-------- ENTRIES

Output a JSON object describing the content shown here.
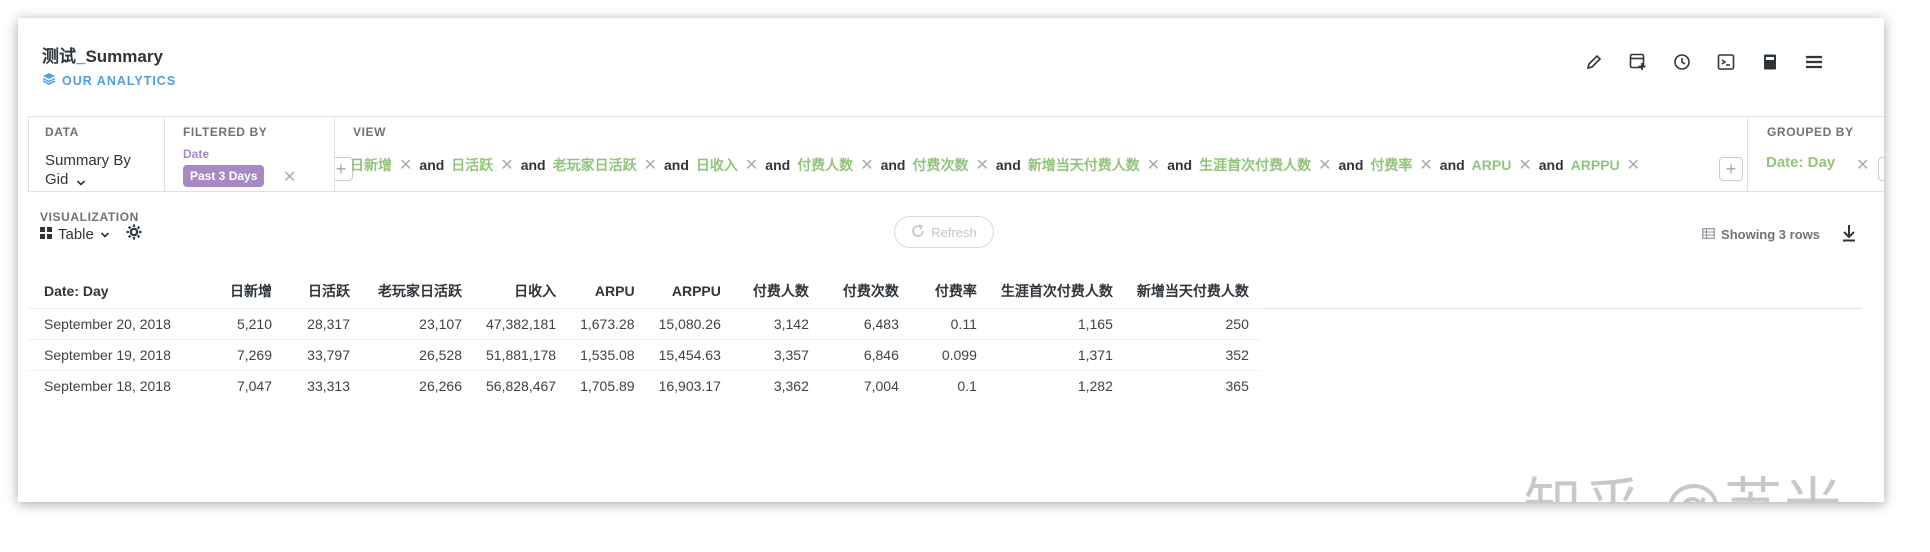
{
  "header": {
    "title": "测试_Summary",
    "collection": "OUR ANALYTICS"
  },
  "toolbar": {
    "icons": [
      "pencil-icon",
      "add-to-dashboard-icon",
      "history-icon",
      "sql-console-icon",
      "bookmark-icon",
      "menu-icon"
    ]
  },
  "query": {
    "data_label": "DATA",
    "data_value": "Summary By Gid",
    "filtered_label": "FILTERED BY",
    "filter_field": "Date",
    "filter_value": "Past 3 Days",
    "view_label": "VIEW",
    "view_metrics": [
      "日新增",
      "日活跃",
      "老玩家日活跃",
      "日收入",
      "付费人数",
      "付费次数",
      "新增当天付费人数",
      "生涯首次付费人数",
      "付费率",
      "ARPU",
      "ARPPU"
    ],
    "and_word": "and",
    "grouped_label": "GROUPED BY",
    "grouped_value": "Date: Day"
  },
  "visualization": {
    "label": "VISUALIZATION",
    "type": "Table"
  },
  "refresh_label": "Refresh",
  "showing": "Showing 3 rows",
  "table": {
    "columns": [
      "Date: Day",
      "日新增",
      "日活跃",
      "老玩家日活跃",
      "日收入",
      "ARPU",
      "ARPPU",
      "付费人数",
      "付费次数",
      "付费率",
      "生涯首次付费人数",
      "新增当天付费人数"
    ],
    "rows": [
      [
        "September 20, 2018",
        "5,210",
        "28,317",
        "23,107",
        "47,382,181",
        "1,673.28",
        "15,080.26",
        "3,142",
        "6,483",
        "0.11",
        "1,165",
        "250"
      ],
      [
        "September 19, 2018",
        "7,269",
        "33,797",
        "26,528",
        "51,881,178",
        "1,535.08",
        "15,454.63",
        "3,357",
        "6,846",
        "0.099",
        "1,371",
        "352"
      ],
      [
        "September 18, 2018",
        "7,047",
        "33,313",
        "26,266",
        "56,828,467",
        "1,705.89",
        "16,903.17",
        "3,362",
        "7,004",
        "0.1",
        "1,282",
        "365"
      ]
    ]
  },
  "watermark": "知乎 @苏米",
  "colors": {
    "brand": "#509ee3",
    "filter": "#a989c5",
    "metric": "#93c47d"
  }
}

----------------

#### [DIRECTIONS]
Restate the listing above word for word, and skip the pictures.

#### [RESULT OF THIS TASK]
Output a JSON object describing the content shown here.
{
  "header": {
    "title": "测试_Summary",
    "collection": "OUR ANALYTICS"
  },
  "toolbar": {
    "icons": [
      "pencil-icon",
      "add-to-dashboard-icon",
      "history-icon",
      "sql-console-icon",
      "bookmark-icon",
      "menu-icon"
    ]
  },
  "query": {
    "data_label": "DATA",
    "data_value": "Summary By Gid",
    "filtered_label": "FILTERED BY",
    "filter_field": "Date",
    "filter_value": "Past 3 Days",
    "view_label": "VIEW",
    "view_metrics": [
      "日新增",
      "日活跃",
      "老玩家日活跃",
      "日收入",
      "付费人数",
      "付费次数",
      "新增当天付费人数",
      "生涯首次付费人数",
      "付费率",
      "ARPU",
      "ARPPU"
    ],
    "and_word": "and",
    "grouped_label": "GROUPED BY",
    "grouped_value": "Date: Day"
  },
  "visualization": {
    "label": "VISUALIZATION",
    "type": "Table"
  },
  "refresh_label": "Refresh",
  "showing": "Showing 3 rows",
  "table": {
    "columns": [
      "Date: Day",
      "日新增",
      "日活跃",
      "老玩家日活跃",
      "日收入",
      "ARPU",
      "ARPPU",
      "付费人数",
      "付费次数",
      "付费率",
      "生涯首次付费人数",
      "新增当天付费人数"
    ],
    "rows": [
      [
        "September 20, 2018",
        "5,210",
        "28,317",
        "23,107",
        "47,382,181",
        "1,673.28",
        "15,080.26",
        "3,142",
        "6,483",
        "0.11",
        "1,165",
        "250"
      ],
      [
        "September 19, 2018",
        "7,269",
        "33,797",
        "26,528",
        "51,881,178",
        "1,535.08",
        "15,454.63",
        "3,357",
        "6,846",
        "0.099",
        "1,371",
        "352"
      ],
      [
        "September 18, 2018",
        "7,047",
        "33,313",
        "26,266",
        "56,828,467",
        "1,705.89",
        "16,903.17",
        "3,362",
        "7,004",
        "0.1",
        "1,282",
        "365"
      ]
    ]
  },
  "watermark": "知乎 @苏米",
  "colors": {
    "brand": "#509ee3",
    "filter": "#a989c5",
    "metric": "#93c47d"
  }
}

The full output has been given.